> [CHALLENGE] Could you transcribe the material below exactly, without leaving out a single line?

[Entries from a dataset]
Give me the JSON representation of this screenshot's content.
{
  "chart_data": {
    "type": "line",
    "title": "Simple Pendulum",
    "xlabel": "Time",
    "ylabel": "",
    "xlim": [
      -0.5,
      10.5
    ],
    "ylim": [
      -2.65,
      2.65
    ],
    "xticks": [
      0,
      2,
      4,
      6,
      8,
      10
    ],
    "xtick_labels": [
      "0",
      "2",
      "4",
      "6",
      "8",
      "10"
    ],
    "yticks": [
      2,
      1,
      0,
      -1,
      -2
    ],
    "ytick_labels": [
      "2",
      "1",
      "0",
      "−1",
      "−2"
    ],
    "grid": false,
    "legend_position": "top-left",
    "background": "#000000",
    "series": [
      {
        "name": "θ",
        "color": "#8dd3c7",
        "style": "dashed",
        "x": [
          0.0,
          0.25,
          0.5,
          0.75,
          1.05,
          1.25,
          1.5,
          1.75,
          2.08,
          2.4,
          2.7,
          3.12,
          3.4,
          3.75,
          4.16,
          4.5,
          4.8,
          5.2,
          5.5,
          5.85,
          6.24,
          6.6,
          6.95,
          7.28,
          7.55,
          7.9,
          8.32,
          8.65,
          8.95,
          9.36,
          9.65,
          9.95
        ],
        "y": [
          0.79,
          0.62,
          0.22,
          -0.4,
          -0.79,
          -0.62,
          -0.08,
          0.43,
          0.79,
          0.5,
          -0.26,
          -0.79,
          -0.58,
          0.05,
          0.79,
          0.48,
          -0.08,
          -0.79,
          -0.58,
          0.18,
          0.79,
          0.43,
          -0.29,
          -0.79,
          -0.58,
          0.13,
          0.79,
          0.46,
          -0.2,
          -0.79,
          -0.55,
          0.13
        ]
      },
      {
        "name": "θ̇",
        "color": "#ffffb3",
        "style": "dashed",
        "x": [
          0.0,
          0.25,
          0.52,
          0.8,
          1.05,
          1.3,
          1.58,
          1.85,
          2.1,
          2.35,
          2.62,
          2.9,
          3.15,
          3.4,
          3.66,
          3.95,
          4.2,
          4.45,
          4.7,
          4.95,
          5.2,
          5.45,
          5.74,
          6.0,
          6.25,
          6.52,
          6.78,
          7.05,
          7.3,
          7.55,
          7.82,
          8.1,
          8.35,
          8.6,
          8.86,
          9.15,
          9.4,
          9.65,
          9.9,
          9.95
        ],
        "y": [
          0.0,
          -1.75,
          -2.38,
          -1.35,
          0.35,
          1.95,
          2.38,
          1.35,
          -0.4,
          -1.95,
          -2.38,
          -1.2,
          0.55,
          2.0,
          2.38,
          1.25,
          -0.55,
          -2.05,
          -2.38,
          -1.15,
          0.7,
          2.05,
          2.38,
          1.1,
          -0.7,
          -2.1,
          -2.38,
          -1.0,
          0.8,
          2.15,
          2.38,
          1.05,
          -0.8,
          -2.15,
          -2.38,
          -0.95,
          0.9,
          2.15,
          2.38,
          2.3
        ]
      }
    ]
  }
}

> [OUTPUT BELOW]
Give me the JSON representation of this screenshot's content.
{
  "chart_data": {
    "type": "line",
    "title": "Simple Pendulum",
    "xlabel": "Time",
    "ylabel": "",
    "xlim": [
      -0.5,
      10.5
    ],
    "ylim": [
      -2.65,
      2.65
    ],
    "xticks": [
      0,
      2,
      4,
      6,
      8,
      10
    ],
    "xtick_labels": [
      "0",
      "2",
      "4",
      "6",
      "8",
      "10"
    ],
    "yticks": [
      2,
      1,
      0,
      -1,
      -2
    ],
    "ytick_labels": [
      "2",
      "1",
      "0",
      "−1",
      "−2"
    ],
    "grid": false,
    "legend_position": "top-left",
    "background": "#000000",
    "series": [
      {
        "name": "θ",
        "color": "#8dd3c7",
        "style": "dashed",
        "x": [
          0.0,
          0.25,
          0.5,
          0.75,
          1.05,
          1.25,
          1.5,
          1.75,
          2.08,
          2.4,
          2.7,
          3.12,
          3.4,
          3.75,
          4.16,
          4.5,
          4.8,
          5.2,
          5.5,
          5.85,
          6.24,
          6.6,
          6.95,
          7.28,
          7.55,
          7.9,
          8.32,
          8.65,
          8.95,
          9.36,
          9.65,
          9.95
        ],
        "y": [
          0.79,
          0.62,
          0.22,
          -0.4,
          -0.79,
          -0.62,
          -0.08,
          0.43,
          0.79,
          0.5,
          -0.26,
          -0.79,
          -0.58,
          0.05,
          0.79,
          0.48,
          -0.08,
          -0.79,
          -0.58,
          0.18,
          0.79,
          0.43,
          -0.29,
          -0.79,
          -0.58,
          0.13,
          0.79,
          0.46,
          -0.2,
          -0.79,
          -0.55,
          0.13
        ]
      },
      {
        "name": "θ̇",
        "color": "#ffffb3",
        "style": "dashed",
        "x": [
          0.0,
          0.25,
          0.52,
          0.8,
          1.05,
          1.3,
          1.58,
          1.85,
          2.1,
          2.35,
          2.62,
          2.9,
          3.15,
          3.4,
          3.66,
          3.95,
          4.2,
          4.45,
          4.7,
          4.95,
          5.2,
          5.45,
          5.74,
          6.0,
          6.25,
          6.52,
          6.78,
          7.05,
          7.3,
          7.55,
          7.82,
          8.1,
          8.35,
          8.6,
          8.86,
          9.15,
          9.4,
          9.65,
          9.9,
          9.95
        ],
        "y": [
          0.0,
          -1.75,
          -2.38,
          -1.35,
          0.35,
          1.95,
          2.38,
          1.35,
          -0.4,
          -1.95,
          -2.38,
          -1.2,
          0.55,
          2.0,
          2.38,
          1.25,
          -0.55,
          -2.05,
          -2.38,
          -1.15,
          0.7,
          2.05,
          2.38,
          1.1,
          -0.7,
          -2.1,
          -2.38,
          -1.0,
          0.8,
          2.15,
          2.38,
          1.05,
          -0.8,
          -2.15,
          -2.38,
          -0.95,
          0.9,
          2.15,
          2.38,
          2.3
        ]
      }
    ]
  }
}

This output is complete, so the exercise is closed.